Collected data:
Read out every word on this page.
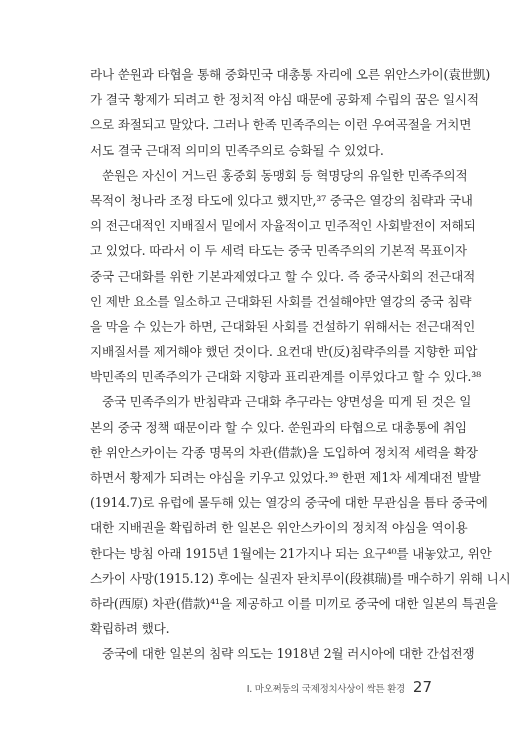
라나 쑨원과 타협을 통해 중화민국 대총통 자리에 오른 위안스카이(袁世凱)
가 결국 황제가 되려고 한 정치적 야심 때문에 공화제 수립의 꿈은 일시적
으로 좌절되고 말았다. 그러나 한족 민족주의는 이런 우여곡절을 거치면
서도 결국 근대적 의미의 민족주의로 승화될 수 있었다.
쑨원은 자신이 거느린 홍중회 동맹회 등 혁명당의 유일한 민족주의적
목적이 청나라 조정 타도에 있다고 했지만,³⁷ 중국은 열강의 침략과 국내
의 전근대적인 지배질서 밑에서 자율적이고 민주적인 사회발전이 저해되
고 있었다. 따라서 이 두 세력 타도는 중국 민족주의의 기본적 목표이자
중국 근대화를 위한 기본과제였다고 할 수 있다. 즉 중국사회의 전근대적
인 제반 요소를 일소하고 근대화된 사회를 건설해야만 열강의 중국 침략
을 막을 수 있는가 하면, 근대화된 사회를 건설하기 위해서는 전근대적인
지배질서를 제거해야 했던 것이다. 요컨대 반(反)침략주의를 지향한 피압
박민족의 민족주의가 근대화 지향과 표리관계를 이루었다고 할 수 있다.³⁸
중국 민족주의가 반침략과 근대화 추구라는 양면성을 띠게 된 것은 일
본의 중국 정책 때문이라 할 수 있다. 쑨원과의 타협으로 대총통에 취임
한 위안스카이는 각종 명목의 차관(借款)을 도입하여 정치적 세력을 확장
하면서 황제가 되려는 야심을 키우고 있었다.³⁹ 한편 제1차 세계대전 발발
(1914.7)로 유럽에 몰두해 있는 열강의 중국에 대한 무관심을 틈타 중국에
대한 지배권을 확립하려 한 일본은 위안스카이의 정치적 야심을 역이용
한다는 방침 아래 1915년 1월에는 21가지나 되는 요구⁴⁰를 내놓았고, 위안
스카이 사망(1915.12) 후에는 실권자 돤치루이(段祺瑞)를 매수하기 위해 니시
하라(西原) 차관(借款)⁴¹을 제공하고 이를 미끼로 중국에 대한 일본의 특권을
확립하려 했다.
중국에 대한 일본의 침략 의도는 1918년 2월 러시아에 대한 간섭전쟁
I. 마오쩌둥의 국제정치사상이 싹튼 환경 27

TASK GOAL: Write only the number of lines in the records that include the word "전근대적인".

EXERCISE ANSWER: 2